» WHAT IS ASKED:
Each line that holds the word "this" should be returned.

» GIVEN RECORDS:
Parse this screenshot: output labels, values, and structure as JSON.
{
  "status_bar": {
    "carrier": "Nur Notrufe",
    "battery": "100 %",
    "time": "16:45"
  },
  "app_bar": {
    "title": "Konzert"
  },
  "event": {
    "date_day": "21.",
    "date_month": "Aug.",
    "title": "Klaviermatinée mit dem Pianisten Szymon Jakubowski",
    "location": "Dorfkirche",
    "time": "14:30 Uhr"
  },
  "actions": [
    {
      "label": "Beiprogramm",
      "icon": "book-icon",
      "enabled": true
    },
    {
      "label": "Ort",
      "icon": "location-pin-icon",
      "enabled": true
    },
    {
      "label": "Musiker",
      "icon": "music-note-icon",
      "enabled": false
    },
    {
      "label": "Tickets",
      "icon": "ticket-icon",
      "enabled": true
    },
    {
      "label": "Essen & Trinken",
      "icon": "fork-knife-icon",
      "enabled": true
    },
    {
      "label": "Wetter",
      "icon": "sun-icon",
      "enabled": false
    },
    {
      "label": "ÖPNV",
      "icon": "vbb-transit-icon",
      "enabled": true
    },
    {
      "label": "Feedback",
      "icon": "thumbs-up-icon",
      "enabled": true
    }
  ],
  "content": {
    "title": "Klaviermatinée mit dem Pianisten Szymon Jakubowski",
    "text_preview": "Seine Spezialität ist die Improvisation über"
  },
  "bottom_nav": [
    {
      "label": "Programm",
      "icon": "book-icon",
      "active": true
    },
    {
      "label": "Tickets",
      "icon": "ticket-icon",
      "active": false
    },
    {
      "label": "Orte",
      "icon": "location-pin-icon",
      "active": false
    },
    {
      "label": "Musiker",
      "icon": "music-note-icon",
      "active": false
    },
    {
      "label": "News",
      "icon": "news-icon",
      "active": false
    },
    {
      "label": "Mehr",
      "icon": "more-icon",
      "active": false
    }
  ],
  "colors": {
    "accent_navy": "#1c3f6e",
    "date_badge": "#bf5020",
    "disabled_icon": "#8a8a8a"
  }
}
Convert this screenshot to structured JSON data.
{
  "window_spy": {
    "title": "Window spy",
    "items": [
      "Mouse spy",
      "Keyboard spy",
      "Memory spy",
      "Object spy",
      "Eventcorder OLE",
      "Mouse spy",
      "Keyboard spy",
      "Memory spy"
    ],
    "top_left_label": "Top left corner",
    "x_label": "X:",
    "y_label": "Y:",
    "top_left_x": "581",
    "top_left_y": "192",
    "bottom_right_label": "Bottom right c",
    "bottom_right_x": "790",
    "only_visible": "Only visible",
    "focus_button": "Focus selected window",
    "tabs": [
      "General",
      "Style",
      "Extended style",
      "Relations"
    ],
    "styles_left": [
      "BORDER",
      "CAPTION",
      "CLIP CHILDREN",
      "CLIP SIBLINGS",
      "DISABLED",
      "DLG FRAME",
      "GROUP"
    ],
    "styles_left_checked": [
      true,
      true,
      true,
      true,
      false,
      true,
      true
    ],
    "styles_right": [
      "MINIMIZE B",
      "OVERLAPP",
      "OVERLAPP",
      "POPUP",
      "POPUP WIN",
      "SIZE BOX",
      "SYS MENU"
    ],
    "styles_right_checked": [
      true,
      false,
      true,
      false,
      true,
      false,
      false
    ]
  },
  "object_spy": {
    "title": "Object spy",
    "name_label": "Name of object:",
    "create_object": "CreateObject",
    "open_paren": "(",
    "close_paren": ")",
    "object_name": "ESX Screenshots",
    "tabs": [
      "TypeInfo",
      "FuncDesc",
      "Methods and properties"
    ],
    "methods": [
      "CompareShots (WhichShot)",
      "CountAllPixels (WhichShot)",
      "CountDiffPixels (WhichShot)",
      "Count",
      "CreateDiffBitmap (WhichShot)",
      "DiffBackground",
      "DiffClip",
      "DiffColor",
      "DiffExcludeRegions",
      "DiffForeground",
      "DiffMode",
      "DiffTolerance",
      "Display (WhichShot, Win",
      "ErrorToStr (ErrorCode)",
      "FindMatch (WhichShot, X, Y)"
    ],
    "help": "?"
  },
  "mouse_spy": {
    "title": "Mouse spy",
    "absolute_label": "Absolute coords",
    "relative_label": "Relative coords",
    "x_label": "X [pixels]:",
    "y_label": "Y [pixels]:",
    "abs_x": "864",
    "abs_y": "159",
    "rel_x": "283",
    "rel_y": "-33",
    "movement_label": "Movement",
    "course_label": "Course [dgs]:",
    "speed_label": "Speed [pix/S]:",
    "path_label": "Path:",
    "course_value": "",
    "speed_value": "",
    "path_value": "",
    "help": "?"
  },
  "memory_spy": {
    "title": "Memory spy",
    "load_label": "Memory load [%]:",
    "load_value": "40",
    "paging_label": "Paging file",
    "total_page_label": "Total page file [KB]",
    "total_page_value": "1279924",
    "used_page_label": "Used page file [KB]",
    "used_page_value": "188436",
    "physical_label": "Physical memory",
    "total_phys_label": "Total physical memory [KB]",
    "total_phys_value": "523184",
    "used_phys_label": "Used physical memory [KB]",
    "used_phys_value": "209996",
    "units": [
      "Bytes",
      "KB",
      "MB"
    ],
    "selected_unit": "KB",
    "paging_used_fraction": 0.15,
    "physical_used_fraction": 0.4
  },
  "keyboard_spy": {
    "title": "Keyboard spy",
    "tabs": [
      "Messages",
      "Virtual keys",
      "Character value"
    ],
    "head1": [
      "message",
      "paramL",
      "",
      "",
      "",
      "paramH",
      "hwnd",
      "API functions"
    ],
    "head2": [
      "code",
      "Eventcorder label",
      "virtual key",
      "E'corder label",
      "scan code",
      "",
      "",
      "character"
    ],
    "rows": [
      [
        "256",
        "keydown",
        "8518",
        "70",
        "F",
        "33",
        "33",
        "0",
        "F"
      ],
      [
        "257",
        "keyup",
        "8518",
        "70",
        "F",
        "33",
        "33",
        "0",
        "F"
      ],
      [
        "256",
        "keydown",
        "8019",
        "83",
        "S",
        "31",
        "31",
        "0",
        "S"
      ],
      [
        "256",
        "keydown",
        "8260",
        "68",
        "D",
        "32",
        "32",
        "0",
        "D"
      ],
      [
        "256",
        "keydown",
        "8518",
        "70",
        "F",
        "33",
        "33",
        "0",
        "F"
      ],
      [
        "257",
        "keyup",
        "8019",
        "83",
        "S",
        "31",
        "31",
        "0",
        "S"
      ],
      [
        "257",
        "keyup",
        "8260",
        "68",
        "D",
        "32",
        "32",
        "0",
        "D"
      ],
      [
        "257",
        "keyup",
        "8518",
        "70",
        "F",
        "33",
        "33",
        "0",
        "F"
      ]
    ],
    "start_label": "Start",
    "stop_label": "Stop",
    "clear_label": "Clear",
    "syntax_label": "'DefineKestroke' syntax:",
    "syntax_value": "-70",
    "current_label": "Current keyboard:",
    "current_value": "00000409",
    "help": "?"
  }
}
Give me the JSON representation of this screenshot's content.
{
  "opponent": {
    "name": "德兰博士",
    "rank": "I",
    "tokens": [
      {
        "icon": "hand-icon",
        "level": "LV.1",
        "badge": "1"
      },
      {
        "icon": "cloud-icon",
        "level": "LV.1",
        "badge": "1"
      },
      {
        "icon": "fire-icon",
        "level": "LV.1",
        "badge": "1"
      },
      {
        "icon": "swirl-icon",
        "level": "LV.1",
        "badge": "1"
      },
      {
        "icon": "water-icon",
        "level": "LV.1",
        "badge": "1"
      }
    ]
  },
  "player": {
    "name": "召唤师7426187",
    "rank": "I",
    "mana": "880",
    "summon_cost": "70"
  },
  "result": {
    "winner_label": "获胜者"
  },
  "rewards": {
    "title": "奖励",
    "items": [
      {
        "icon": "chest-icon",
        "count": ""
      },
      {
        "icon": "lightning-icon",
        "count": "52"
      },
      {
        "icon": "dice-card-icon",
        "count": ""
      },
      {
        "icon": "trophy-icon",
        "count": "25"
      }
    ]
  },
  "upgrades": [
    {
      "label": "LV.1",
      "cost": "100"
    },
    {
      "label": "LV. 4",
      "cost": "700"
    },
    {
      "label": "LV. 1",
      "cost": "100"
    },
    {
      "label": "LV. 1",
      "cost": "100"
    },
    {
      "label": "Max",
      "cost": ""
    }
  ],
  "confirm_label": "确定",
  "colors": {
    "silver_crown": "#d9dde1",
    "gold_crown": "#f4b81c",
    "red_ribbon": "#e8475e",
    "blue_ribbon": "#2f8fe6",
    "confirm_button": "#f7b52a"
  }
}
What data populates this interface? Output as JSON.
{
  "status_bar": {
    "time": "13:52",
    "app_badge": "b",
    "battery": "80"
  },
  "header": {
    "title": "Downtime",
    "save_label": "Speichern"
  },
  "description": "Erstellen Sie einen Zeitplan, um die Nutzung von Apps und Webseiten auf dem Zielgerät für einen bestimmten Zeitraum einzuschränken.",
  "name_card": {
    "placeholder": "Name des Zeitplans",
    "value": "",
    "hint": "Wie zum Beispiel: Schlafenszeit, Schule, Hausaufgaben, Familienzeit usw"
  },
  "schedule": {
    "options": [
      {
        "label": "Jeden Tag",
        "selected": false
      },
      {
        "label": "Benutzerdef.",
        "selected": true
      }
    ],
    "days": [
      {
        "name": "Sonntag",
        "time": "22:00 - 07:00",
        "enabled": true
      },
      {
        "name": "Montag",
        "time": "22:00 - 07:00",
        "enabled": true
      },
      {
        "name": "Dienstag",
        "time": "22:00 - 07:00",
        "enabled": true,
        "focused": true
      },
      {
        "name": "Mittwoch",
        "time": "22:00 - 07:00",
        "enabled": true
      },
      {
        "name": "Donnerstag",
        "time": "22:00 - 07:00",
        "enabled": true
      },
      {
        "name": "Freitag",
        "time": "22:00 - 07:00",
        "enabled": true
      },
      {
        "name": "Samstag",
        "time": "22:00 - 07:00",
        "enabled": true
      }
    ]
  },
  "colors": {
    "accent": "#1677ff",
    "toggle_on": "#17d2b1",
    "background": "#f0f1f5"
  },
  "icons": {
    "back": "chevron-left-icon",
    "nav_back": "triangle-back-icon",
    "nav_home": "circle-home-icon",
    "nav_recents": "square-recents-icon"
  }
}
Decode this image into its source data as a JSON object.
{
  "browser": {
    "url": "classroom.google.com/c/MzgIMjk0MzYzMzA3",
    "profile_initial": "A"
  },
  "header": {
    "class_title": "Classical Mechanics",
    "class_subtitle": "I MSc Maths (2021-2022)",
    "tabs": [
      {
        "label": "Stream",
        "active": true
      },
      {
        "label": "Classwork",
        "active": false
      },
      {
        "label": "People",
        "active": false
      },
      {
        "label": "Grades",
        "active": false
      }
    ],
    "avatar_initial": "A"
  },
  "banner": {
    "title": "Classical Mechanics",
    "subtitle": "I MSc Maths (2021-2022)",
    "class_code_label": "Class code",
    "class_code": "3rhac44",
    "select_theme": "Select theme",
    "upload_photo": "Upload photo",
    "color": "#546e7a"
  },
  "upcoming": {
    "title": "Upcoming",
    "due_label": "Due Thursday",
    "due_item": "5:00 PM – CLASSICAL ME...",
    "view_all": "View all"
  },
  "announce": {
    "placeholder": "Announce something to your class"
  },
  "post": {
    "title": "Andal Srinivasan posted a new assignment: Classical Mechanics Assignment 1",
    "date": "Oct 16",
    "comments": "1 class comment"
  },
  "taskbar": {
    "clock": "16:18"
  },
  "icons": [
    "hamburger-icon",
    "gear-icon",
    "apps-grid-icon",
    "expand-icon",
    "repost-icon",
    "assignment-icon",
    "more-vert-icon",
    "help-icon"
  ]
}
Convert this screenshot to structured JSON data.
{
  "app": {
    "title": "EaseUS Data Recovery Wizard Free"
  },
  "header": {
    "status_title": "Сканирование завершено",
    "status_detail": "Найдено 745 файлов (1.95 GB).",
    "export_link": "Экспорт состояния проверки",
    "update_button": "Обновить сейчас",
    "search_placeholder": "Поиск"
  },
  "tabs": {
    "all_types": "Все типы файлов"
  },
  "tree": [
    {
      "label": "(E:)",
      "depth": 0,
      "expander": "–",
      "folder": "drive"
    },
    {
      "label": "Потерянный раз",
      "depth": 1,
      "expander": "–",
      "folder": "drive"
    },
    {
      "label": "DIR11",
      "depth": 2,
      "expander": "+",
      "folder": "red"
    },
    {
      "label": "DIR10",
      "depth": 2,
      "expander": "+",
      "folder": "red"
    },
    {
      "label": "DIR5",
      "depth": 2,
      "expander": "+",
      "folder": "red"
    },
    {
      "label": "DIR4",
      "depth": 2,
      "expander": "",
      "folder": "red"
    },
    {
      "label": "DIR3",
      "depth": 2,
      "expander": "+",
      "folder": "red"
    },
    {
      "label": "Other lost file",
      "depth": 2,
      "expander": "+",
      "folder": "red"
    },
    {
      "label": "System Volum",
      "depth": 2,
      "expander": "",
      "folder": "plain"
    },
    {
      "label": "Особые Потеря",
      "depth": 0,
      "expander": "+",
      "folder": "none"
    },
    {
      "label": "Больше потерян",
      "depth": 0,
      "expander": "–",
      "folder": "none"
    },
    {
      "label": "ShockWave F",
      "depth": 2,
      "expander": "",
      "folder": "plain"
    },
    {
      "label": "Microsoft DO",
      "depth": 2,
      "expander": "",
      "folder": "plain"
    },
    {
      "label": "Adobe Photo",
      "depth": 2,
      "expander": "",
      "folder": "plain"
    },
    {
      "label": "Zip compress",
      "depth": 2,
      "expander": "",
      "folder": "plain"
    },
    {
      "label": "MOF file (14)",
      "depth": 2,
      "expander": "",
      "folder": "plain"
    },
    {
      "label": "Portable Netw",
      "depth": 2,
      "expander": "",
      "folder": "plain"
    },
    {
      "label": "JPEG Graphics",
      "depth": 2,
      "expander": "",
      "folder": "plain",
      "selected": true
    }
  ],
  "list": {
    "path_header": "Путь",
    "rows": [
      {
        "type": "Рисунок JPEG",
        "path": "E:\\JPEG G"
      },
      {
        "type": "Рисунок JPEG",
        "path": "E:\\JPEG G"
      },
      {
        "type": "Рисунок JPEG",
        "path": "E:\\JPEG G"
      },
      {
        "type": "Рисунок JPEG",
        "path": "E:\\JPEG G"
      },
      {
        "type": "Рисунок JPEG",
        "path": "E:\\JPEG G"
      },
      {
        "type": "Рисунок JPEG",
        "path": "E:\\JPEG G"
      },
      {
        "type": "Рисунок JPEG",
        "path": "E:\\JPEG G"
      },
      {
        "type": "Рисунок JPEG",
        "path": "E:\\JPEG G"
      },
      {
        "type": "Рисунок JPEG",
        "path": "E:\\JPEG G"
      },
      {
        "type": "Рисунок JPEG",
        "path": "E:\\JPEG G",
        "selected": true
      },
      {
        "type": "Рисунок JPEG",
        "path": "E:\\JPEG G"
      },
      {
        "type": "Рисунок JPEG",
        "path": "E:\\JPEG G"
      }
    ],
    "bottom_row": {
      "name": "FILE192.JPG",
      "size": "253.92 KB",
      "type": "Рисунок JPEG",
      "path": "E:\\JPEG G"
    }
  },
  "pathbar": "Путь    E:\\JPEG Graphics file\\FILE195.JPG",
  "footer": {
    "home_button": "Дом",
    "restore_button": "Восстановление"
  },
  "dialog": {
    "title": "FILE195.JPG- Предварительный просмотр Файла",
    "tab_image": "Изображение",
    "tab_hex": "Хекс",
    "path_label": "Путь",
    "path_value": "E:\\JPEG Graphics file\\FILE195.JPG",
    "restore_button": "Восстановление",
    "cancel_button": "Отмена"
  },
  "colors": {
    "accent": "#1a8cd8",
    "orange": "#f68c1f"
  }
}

» OUTPUT BELOW:
Parse this screenshot: output labels, values, and structure as JSON.
Convert this screenshot to structured JSON data.
Give me the JSON representation of this screenshot's content.
What data populates this interface? Output as JSON.
Decode this image into its source data as a JSON object.
Convert this screenshot to structured JSON data.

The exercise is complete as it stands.